(Chart and figure data)

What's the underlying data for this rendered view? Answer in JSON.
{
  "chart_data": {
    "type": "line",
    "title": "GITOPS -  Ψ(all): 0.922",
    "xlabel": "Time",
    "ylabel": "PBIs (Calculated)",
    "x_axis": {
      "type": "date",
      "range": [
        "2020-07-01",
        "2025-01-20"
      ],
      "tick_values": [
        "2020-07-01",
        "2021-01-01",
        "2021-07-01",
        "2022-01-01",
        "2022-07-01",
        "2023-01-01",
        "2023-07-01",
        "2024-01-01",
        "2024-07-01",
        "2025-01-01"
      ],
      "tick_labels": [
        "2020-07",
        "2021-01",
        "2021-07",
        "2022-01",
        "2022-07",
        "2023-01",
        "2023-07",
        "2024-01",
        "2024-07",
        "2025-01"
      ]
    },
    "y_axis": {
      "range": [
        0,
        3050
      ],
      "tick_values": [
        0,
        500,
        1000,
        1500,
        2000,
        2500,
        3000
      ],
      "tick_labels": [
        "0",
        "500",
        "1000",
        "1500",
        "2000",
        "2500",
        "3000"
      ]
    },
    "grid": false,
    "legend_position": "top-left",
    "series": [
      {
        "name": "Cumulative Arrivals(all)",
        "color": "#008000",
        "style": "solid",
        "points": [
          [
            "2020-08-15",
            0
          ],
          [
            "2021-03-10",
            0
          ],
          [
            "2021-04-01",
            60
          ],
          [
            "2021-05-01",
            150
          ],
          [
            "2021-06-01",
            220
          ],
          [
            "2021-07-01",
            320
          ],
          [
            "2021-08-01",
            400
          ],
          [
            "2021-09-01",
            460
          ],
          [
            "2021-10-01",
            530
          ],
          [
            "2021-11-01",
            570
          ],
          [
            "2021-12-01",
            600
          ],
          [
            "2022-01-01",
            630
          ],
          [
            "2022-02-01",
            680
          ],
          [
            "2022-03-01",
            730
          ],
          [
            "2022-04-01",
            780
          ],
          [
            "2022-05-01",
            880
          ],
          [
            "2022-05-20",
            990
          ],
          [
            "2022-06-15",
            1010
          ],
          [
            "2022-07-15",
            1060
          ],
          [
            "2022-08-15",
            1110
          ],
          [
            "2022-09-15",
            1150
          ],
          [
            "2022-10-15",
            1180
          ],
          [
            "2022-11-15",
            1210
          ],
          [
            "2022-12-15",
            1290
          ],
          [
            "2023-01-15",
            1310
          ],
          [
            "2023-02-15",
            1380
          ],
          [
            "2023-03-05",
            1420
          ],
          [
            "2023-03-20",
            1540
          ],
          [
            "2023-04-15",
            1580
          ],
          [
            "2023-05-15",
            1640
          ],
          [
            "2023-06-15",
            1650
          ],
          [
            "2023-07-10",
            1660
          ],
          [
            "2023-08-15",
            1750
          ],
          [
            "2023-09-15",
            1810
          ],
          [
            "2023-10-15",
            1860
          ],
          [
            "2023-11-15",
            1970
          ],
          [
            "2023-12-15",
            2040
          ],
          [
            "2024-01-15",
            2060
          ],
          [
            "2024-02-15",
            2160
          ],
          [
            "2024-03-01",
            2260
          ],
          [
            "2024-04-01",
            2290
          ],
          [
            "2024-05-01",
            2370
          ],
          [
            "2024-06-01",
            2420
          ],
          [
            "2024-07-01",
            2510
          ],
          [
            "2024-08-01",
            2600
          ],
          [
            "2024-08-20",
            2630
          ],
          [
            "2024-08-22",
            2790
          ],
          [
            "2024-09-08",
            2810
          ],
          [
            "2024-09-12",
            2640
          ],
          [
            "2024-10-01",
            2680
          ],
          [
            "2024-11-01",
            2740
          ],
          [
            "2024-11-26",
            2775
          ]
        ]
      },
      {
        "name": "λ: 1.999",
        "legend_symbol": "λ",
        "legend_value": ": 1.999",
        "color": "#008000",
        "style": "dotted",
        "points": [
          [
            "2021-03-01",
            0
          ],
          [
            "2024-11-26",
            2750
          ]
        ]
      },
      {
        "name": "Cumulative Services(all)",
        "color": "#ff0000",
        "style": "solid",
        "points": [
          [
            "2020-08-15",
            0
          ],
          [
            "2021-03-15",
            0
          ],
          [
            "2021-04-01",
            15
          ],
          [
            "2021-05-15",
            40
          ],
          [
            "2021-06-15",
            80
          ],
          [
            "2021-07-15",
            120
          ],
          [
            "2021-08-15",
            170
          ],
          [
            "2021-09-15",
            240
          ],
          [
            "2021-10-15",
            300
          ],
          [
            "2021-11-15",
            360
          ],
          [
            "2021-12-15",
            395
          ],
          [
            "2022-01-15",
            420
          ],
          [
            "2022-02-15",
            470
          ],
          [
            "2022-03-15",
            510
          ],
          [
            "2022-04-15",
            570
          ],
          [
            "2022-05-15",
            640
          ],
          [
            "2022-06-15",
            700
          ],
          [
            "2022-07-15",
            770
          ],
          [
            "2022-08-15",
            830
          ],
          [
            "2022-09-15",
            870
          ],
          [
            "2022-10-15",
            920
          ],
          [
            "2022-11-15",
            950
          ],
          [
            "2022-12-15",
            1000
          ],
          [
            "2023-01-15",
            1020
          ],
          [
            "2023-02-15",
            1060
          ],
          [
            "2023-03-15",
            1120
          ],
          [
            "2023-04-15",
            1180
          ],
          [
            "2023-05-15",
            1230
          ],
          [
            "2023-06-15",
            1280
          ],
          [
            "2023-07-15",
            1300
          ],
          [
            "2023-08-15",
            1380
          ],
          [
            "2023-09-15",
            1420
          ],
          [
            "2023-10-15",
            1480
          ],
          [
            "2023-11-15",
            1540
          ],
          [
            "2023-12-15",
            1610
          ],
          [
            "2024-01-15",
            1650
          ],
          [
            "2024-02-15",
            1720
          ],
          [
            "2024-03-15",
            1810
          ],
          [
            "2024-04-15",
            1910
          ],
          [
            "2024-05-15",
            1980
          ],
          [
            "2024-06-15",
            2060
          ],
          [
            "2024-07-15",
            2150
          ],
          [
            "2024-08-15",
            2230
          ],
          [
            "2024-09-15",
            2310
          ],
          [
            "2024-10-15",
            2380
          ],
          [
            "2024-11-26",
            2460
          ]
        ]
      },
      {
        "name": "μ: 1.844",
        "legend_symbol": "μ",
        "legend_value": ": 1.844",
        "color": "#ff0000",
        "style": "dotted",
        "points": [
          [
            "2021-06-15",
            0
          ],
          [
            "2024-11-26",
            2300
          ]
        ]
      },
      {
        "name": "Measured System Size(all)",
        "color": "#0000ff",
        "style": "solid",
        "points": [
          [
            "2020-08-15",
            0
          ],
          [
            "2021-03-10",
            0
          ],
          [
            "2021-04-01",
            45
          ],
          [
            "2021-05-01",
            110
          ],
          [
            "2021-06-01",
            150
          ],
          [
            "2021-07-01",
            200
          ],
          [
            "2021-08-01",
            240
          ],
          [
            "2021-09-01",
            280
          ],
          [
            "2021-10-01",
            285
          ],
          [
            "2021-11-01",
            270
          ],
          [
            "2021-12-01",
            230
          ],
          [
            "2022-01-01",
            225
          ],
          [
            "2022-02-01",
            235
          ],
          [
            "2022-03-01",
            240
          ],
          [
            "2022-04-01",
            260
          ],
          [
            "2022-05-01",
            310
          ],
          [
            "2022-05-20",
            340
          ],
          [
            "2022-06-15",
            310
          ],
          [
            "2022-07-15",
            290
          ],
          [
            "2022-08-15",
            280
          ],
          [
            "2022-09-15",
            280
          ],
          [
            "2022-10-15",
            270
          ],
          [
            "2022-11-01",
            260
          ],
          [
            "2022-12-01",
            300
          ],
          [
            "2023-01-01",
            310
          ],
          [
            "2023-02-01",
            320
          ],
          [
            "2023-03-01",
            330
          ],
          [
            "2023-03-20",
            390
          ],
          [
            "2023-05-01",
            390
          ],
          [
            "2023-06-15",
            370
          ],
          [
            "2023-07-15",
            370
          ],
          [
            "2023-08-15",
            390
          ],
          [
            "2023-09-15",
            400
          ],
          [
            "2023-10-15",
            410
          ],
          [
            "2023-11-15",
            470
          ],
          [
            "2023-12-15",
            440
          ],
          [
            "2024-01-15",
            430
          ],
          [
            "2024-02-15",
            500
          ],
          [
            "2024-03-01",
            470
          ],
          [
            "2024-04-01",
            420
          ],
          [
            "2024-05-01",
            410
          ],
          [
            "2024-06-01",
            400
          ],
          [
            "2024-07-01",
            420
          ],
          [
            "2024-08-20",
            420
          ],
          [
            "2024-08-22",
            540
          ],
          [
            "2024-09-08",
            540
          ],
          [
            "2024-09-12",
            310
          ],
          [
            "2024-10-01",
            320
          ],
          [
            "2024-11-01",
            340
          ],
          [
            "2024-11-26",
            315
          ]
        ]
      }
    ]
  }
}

INSTRUCTIONS TO FOLLOW
Filter the entries above down to the lines containing the word "name".

RESPONSE TO THIS TASK
        "name": "Cumulative Arrivals(all)",
        "name": "λ: 1.999",
        "name": "Cumulative Services(all)",
        "name": "μ: 1.844",
        "name": "Measured System Size(all)",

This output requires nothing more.